**WHAT IS REQUIRED**
Below is a block of records; repeat all of them exactly.

**DATA TO USE**
--------------------------------------------------

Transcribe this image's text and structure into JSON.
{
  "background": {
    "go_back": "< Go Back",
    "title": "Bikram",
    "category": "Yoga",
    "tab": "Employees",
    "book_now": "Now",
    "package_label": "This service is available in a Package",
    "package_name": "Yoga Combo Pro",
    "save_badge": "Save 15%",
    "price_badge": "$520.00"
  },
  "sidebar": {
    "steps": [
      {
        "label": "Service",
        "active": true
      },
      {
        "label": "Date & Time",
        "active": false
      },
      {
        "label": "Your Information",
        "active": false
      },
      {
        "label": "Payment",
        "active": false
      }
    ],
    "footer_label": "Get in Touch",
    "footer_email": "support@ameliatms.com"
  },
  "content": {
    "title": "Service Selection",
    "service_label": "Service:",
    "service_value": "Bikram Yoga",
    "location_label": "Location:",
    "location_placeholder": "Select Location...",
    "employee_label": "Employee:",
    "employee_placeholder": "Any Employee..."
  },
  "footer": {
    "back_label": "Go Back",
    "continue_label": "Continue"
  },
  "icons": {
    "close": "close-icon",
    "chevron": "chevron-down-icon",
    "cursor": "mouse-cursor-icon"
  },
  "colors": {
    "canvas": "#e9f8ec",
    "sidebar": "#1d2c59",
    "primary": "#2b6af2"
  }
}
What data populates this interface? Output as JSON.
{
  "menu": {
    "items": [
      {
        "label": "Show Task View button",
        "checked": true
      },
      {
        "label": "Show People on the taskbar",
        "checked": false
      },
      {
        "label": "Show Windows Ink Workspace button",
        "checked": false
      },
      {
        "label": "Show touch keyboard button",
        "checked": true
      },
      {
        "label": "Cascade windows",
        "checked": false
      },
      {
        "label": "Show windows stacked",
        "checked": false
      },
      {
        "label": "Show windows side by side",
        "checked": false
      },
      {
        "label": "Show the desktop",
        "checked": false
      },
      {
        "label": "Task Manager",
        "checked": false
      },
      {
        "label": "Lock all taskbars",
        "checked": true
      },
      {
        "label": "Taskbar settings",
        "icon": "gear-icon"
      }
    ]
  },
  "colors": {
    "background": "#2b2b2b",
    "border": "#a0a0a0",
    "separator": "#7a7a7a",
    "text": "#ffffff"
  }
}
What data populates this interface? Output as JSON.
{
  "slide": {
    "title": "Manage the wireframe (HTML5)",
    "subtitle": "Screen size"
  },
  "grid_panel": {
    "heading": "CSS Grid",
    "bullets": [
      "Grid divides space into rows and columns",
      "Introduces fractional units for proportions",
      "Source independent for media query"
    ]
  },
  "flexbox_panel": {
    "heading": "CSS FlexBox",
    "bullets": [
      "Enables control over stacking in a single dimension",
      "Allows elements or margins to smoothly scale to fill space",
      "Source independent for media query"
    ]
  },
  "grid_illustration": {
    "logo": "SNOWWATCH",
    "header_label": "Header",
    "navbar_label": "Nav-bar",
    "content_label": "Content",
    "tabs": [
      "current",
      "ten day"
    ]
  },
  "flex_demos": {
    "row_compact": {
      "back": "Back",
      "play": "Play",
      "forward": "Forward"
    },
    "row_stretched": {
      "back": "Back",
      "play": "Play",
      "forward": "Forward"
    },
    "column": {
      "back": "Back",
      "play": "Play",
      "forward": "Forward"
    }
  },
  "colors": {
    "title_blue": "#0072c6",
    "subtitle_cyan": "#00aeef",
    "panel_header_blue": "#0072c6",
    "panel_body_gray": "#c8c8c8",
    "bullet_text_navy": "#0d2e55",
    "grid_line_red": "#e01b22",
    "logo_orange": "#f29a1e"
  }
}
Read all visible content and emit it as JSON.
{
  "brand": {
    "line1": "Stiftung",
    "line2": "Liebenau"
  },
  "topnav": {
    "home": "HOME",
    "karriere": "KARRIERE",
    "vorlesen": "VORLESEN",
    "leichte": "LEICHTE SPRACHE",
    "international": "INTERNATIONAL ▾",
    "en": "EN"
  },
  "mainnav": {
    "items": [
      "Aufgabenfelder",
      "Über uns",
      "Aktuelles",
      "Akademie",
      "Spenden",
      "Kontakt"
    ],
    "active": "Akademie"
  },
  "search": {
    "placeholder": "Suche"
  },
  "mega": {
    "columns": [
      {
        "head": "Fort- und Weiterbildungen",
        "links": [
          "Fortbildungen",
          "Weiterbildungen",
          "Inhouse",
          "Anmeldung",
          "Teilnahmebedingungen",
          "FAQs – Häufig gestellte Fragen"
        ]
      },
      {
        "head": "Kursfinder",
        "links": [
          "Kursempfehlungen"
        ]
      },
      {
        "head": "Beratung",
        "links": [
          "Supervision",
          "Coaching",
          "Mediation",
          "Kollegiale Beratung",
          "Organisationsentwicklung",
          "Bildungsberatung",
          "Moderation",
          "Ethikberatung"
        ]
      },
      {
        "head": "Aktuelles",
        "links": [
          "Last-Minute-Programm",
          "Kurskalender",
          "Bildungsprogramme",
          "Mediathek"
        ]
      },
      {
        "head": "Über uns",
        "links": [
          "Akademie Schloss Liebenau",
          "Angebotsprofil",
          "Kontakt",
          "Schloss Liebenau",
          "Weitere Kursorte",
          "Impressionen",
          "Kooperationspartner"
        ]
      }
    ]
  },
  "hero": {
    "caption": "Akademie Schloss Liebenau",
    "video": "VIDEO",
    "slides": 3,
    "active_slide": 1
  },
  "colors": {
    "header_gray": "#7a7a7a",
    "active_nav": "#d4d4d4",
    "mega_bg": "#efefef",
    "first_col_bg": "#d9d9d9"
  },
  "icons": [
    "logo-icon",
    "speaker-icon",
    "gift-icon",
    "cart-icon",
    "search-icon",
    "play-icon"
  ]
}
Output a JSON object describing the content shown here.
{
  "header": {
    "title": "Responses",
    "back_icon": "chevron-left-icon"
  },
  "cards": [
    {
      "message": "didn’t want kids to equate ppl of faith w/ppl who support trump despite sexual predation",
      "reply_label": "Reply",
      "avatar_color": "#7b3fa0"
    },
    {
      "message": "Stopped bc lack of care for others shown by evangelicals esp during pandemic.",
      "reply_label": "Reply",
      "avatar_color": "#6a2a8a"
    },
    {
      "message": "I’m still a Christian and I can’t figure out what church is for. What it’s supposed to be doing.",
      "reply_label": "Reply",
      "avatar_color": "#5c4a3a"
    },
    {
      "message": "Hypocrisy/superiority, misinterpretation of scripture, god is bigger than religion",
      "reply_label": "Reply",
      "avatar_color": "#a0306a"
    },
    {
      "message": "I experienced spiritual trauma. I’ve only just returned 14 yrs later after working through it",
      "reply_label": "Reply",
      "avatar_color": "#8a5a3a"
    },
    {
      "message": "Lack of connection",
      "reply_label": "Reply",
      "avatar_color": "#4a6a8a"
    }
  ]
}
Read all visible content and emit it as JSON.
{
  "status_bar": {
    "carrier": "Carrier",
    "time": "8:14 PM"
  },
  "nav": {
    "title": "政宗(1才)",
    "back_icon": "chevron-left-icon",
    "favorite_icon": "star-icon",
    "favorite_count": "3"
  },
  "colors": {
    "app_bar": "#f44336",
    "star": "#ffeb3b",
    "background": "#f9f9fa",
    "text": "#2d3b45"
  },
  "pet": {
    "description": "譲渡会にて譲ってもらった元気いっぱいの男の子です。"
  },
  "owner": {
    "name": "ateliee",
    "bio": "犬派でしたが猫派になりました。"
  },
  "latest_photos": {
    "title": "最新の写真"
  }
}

--------------------------------------------------

**FULL OUTPUT**
Transcribe this image's text and structure into JSON.
{
  "background": {
    "go_back": "< Go Back",
    "title": "Bikram",
    "category": "Yoga",
    "tab": "Employees",
    "book_now": "Now",
    "package_label": "This service is available in a Package",
    "package_name": "Yoga Combo Pro",
    "save_badge": "Save 15%",
    "price_badge": "$520.00"
  },
  "sidebar": {
    "steps": [
      {
        "label": "Service",
        "active": true
      },
      {
        "label": "Date & Time",
        "active": false
      },
      {
        "label": "Your Information",
        "active": false
      },
      {
        "label": "Payment",
        "active": false
      }
    ],
    "footer_label": "Get in Touch",
    "footer_email": "support@ameliatms.com"
  },
  "content": {
    "title": "Service Selection",
    "service_label": "Service:",
    "service_value": "Bikram Yoga",
    "location_label": "Location:",
    "location_placeholder": "Select Location...",
    "employee_label": "Employee:",
    "employee_placeholder": "Any Employee..."
  },
  "footer": {
    "back_label": "Go Back",
    "continue_label": "Continue"
  },
  "icons": {
    "close": "close-icon",
    "chevron": "chevron-down-icon",
    "cursor": "mouse-cursor-icon"
  },
  "colors": {
    "canvas": "#e9f8ec",
    "sidebar": "#1d2c59",
    "primary": "#2b6af2"
  }
}
What data populates this interface? Output as JSON.
{
  "menu": {
    "items": [
      {
        "label": "Show Task View button",
        "checked": true
      },
      {
        "label": "Show People on the taskbar",
        "checked": false
      },
      {
        "label": "Show Windows Ink Workspace button",
        "checked": false
      },
      {
        "label": "Show touch keyboard button",
        "checked": true
      },
      {
        "label": "Cascade windows",
        "checked": false
      },
      {
        "label": "Show windows stacked",
        "checked": false
      },
      {
        "label": "Show windows side by side",
        "checked": false
      },
      {
        "label": "Show the desktop",
        "checked": false
      },
      {
        "label": "Task Manager",
        "checked": false
      },
      {
        "label": "Lock all taskbars",
        "checked": true
      },
      {
        "label": "Taskbar settings",
        "icon": "gear-icon"
      }
    ]
  },
  "colors": {
    "background": "#2b2b2b",
    "border": "#a0a0a0",
    "separator": "#7a7a7a",
    "text": "#ffffff"
  }
}
What data populates this interface? Output as JSON.
{
  "slide": {
    "title": "Manage the wireframe (HTML5)",
    "subtitle": "Screen size"
  },
  "grid_panel": {
    "heading": "CSS Grid",
    "bullets": [
      "Grid divides space into rows and columns",
      "Introduces fractional units for proportions",
      "Source independent for media query"
    ]
  },
  "flexbox_panel": {
    "heading": "CSS FlexBox",
    "bullets": [
      "Enables control over stacking in a single dimension",
      "Allows elements or margins to smoothly scale to fill space",
      "Source independent for media query"
    ]
  },
  "grid_illustration": {
    "logo": "SNOWWATCH",
    "header_label": "Header",
    "navbar_label": "Nav-bar",
    "content_label": "Content",
    "tabs": [
      "current",
      "ten day"
    ]
  },
  "flex_demos": {
    "row_compact": {
      "back": "Back",
      "play": "Play",
      "forward": "Forward"
    },
    "row_stretched": {
      "back": "Back",
      "play": "Play",
      "forward": "Forward"
    },
    "column": {
      "back": "Back",
      "play": "Play",
      "forward": "Forward"
    }
  },
  "colors": {
    "title_blue": "#0072c6",
    "subtitle_cyan": "#00aeef",
    "panel_header_blue": "#0072c6",
    "panel_body_gray": "#c8c8c8",
    "bullet_text_navy": "#0d2e55",
    "grid_line_red": "#e01b22",
    "logo_orange": "#f29a1e"
  }
}
Read all visible content and emit it as JSON.
{
  "brand": {
    "line1": "Stiftung",
    "line2": "Liebenau"
  },
  "topnav": {
    "home": "HOME",
    "karriere": "KARRIERE",
    "vorlesen": "VORLESEN",
    "leichte": "LEICHTE SPRACHE",
    "international": "INTERNATIONAL ▾",
    "en": "EN"
  },
  "mainnav": {
    "items": [
      "Aufgabenfelder",
      "Über uns",
      "Aktuelles",
      "Akademie",
      "Spenden",
      "Kontakt"
    ],
    "active": "Akademie"
  },
  "search": {
    "placeholder": "Suche"
  },
  "mega": {
    "columns": [
      {
        "head": "Fort- und Weiterbildungen",
        "links": [
          "Fortbildungen",
          "Weiterbildungen",
          "Inhouse",
          "Anmeldung",
          "Teilnahmebedingungen",
          "FAQs – Häufig gestellte Fragen"
        ]
      },
      {
        "head": "Kursfinder",
        "links": [
          "Kursempfehlungen"
        ]
      },
      {
        "head": "Beratung",
        "links": [
          "Supervision",
          "Coaching",
          "Mediation",
          "Kollegiale Beratung",
          "Organisationsentwicklung",
          "Bildungsberatung",
          "Moderation",
          "Ethikberatung"
        ]
      },
      {
        "head": "Aktuelles",
        "links": [
          "Last-Minute-Programm",
          "Kurskalender",
          "Bildungsprogramme",
          "Mediathek"
        ]
      },
      {
        "head": "Über uns",
        "links": [
          "Akademie Schloss Liebenau",
          "Angebotsprofil",
          "Kontakt",
          "Schloss Liebenau",
          "Weitere Kursorte",
          "Impressionen",
          "Kooperationspartner"
        ]
      }
    ]
  },
  "hero": {
    "caption": "Akademie Schloss Liebenau",
    "video": "VIDEO",
    "slides": 3,
    "active_slide": 1
  },
  "colors": {
    "header_gray": "#7a7a7a",
    "active_nav": "#d4d4d4",
    "mega_bg": "#efefef",
    "first_col_bg": "#d9d9d9"
  },
  "icons": [
    "logo-icon",
    "speaker-icon",
    "gift-icon",
    "cart-icon",
    "search-icon",
    "play-icon"
  ]
}
Output a JSON object describing the content shown here.
{
  "header": {
    "title": "Responses",
    "back_icon": "chevron-left-icon"
  },
  "cards": [
    {
      "message": "didn’t want kids to equate ppl of faith w/ppl who support trump despite sexual predation",
      "reply_label": "Reply",
      "avatar_color": "#7b3fa0"
    },
    {
      "message": "Stopped bc lack of care for others shown by evangelicals esp during pandemic.",
      "reply_label": "Reply",
      "avatar_color": "#6a2a8a"
    },
    {
      "message": "I’m still a Christian and I can’t figure out what church is for. What it’s supposed to be doing.",
      "reply_label": "Reply",
      "avatar_color": "#5c4a3a"
    },
    {
      "message": "Hypocrisy/superiority, misinterpretation of scripture, god is bigger than religion",
      "reply_label": "Reply",
      "avatar_color": "#a0306a"
    },
    {
      "message": "I experienced spiritual trauma. I’ve only just returned 14 yrs later after working through it",
      "reply_label": "Reply",
      "avatar_color": "#8a5a3a"
    },
    {
      "message": "Lack of connection",
      "reply_label": "Reply",
      "avatar_color": "#4a6a8a"
    }
  ]
}
Read all visible content and emit it as JSON.
{
  "status_bar": {
    "carrier": "Carrier",
    "time": "8:14 PM"
  },
  "nav": {
    "title": "政宗(1才)",
    "back_icon": "chevron-left-icon",
    "favorite_icon": "star-icon",
    "favorite_count": "3"
  },
  "colors": {
    "app_bar": "#f44336",
    "star": "#ffeb3b",
    "background": "#f9f9fa",
    "text": "#2d3b45"
  },
  "pet": {
    "description": "譲渡会にて譲ってもらった元気いっぱいの男の子です。"
  },
  "owner": {
    "name": "ateliee",
    "bio": "犬派でしたが猫派になりました。"
  },
  "latest_photos": {
    "title": "最新の写真"
  }
}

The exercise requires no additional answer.